■ The exercise ■
Note each line that includes the word "pour". Copy those lines.

■ Provided records ■
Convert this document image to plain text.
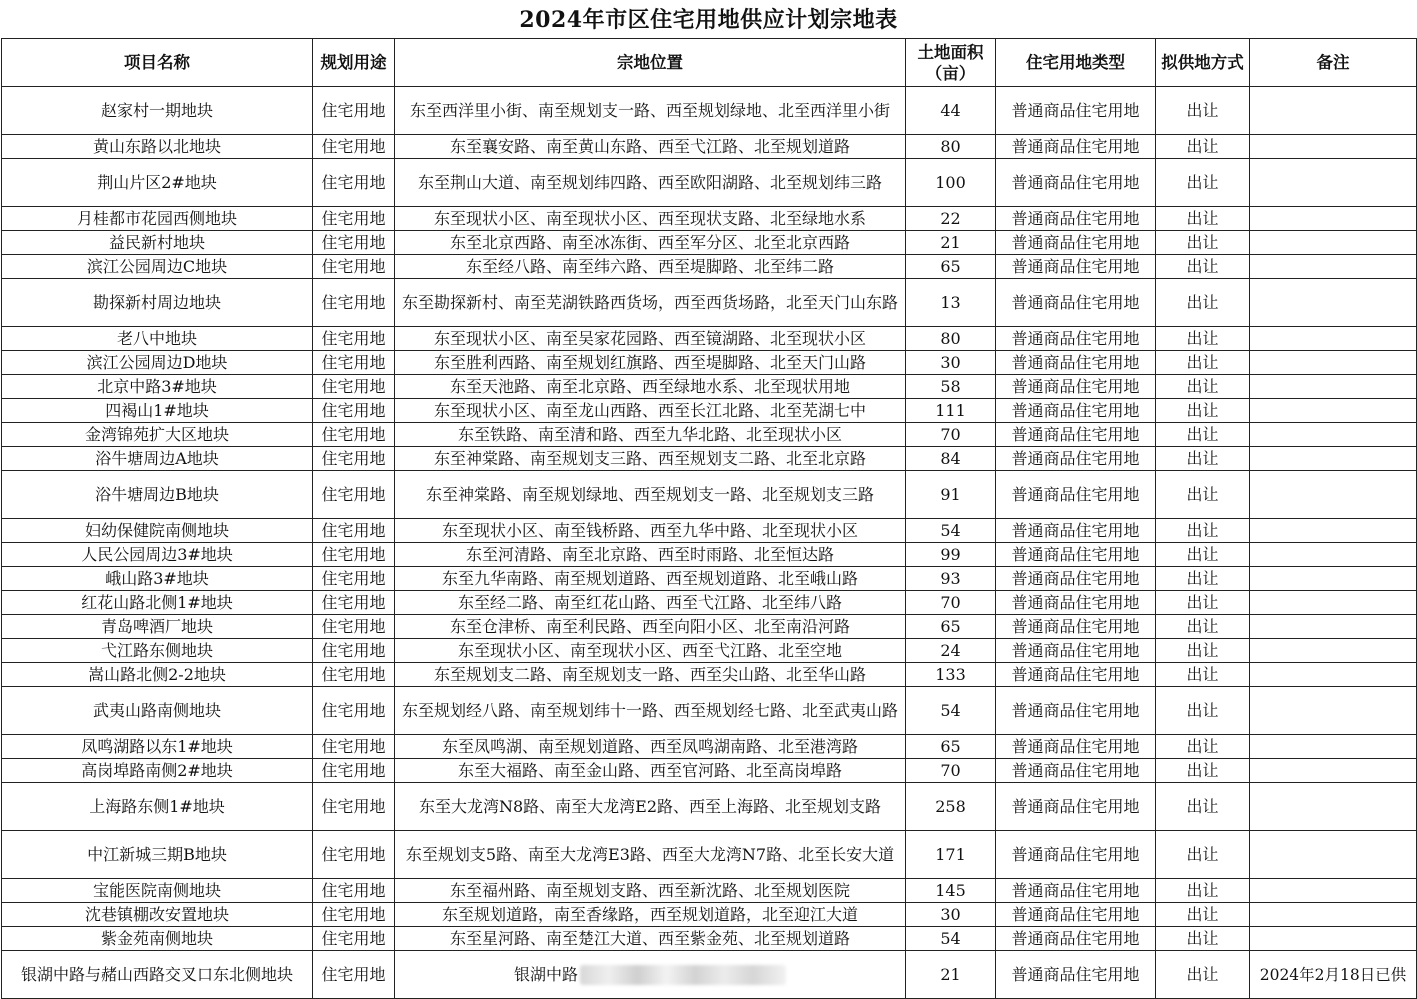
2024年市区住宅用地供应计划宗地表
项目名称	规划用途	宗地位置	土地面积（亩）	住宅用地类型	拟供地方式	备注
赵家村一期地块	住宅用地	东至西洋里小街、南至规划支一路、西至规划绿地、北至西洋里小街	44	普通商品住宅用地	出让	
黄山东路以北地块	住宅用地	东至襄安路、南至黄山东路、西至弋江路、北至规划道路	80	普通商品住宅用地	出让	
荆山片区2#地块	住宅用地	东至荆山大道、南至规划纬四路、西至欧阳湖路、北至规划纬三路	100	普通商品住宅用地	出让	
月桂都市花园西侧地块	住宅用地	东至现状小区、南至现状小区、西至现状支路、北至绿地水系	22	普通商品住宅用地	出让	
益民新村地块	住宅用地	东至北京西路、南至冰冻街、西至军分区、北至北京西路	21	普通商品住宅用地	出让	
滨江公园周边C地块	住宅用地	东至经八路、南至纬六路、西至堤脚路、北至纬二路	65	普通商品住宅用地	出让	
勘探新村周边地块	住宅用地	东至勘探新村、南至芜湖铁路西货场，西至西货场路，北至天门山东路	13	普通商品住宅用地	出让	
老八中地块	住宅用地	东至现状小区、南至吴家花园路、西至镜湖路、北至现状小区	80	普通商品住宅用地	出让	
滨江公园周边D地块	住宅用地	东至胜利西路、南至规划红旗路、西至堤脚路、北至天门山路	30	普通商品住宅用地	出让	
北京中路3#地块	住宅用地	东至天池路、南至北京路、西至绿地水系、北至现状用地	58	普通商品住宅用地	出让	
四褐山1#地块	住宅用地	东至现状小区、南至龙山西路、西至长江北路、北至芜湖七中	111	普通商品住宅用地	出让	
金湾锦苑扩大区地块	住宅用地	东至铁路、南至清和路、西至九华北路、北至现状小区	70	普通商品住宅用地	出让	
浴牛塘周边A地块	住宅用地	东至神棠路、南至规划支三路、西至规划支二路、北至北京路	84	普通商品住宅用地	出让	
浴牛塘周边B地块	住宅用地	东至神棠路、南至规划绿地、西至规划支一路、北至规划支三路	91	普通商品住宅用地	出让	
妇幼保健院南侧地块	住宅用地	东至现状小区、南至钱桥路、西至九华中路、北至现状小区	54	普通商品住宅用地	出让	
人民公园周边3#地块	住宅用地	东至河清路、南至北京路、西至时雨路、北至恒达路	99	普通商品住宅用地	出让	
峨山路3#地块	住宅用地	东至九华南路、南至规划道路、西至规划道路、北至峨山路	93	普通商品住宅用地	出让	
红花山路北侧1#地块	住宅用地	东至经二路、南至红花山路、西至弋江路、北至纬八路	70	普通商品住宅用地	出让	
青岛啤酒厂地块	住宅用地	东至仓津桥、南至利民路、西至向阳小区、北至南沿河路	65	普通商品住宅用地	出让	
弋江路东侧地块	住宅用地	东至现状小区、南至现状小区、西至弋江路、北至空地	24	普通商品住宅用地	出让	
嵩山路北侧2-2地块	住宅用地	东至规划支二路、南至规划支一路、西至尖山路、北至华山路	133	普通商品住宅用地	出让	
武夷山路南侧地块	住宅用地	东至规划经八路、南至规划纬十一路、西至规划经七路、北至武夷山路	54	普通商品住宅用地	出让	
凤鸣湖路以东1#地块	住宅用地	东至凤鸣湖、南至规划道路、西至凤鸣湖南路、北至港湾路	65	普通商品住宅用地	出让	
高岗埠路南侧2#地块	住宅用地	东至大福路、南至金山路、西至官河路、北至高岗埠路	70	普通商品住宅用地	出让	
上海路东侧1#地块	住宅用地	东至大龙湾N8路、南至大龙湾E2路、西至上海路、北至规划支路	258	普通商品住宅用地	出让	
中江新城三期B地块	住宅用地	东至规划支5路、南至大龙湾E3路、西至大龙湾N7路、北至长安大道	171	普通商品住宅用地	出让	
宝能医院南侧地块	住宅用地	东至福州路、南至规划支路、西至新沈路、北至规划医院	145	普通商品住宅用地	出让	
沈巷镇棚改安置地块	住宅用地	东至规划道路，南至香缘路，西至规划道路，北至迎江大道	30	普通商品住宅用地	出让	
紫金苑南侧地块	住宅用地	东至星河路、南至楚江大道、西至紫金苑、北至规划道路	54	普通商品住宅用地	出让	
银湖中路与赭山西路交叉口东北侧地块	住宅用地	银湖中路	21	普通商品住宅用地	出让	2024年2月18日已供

---

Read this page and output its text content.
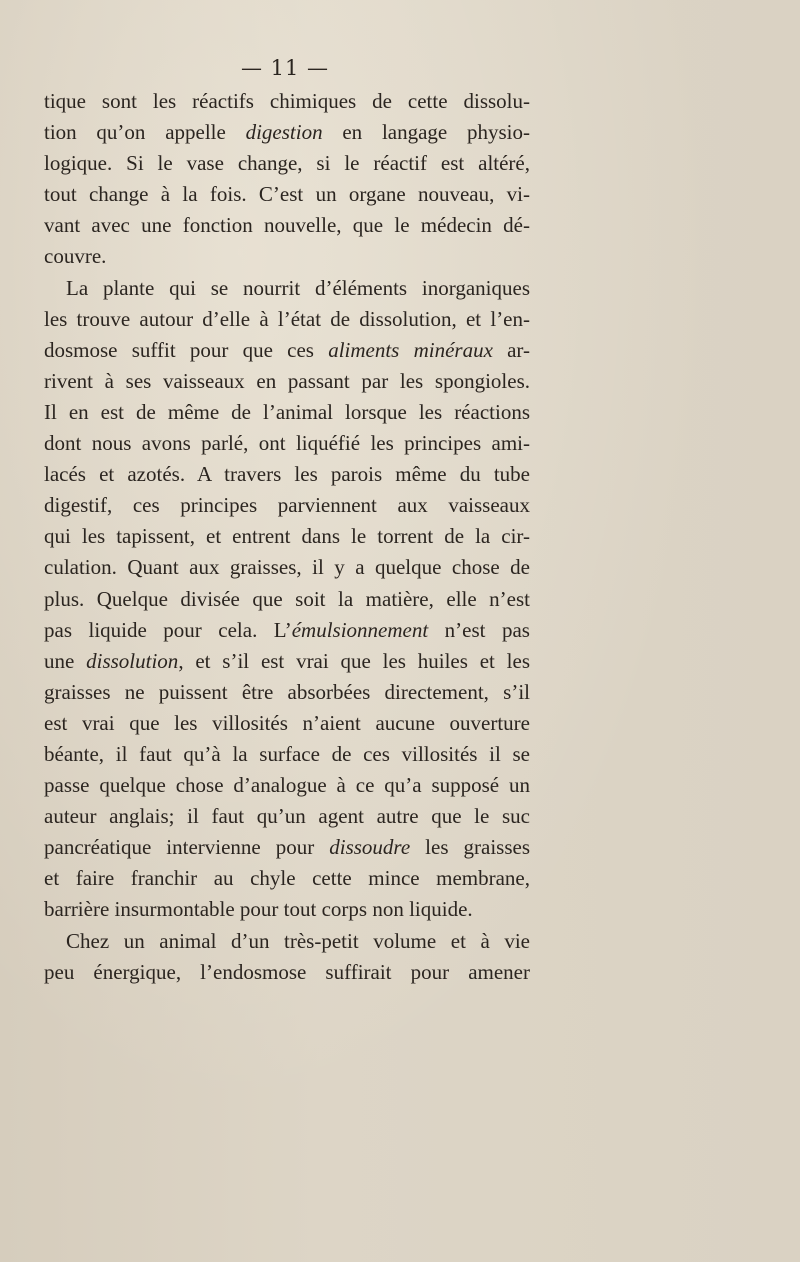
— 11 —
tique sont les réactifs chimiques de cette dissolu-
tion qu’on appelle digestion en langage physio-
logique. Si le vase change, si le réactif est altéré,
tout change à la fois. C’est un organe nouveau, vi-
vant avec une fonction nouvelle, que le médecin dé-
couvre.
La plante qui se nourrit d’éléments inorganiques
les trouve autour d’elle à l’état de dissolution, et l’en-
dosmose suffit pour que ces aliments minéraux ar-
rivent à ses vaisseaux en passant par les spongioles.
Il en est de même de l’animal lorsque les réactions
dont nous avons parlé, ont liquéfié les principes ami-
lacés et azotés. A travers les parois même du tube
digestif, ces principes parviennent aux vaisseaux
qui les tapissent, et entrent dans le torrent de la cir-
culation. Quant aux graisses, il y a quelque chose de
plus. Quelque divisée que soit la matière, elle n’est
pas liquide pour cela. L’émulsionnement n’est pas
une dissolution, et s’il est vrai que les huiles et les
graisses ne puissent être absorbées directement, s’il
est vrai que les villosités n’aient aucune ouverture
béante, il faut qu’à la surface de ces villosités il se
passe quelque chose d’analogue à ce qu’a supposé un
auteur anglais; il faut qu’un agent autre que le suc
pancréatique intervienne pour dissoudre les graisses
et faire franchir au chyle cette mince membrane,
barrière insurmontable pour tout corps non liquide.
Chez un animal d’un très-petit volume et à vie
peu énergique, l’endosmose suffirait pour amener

■ Solution for this task ■
dosmose suffit pour que ces aliments minéraux ar-
pas liquide pour cela. L’émulsionnement n’est pas
pancréatique intervienne pour dissoudre les graisses
barrière insurmontable pour tout corps non liquide.
peu énergique, l’endosmose suffirait pour amener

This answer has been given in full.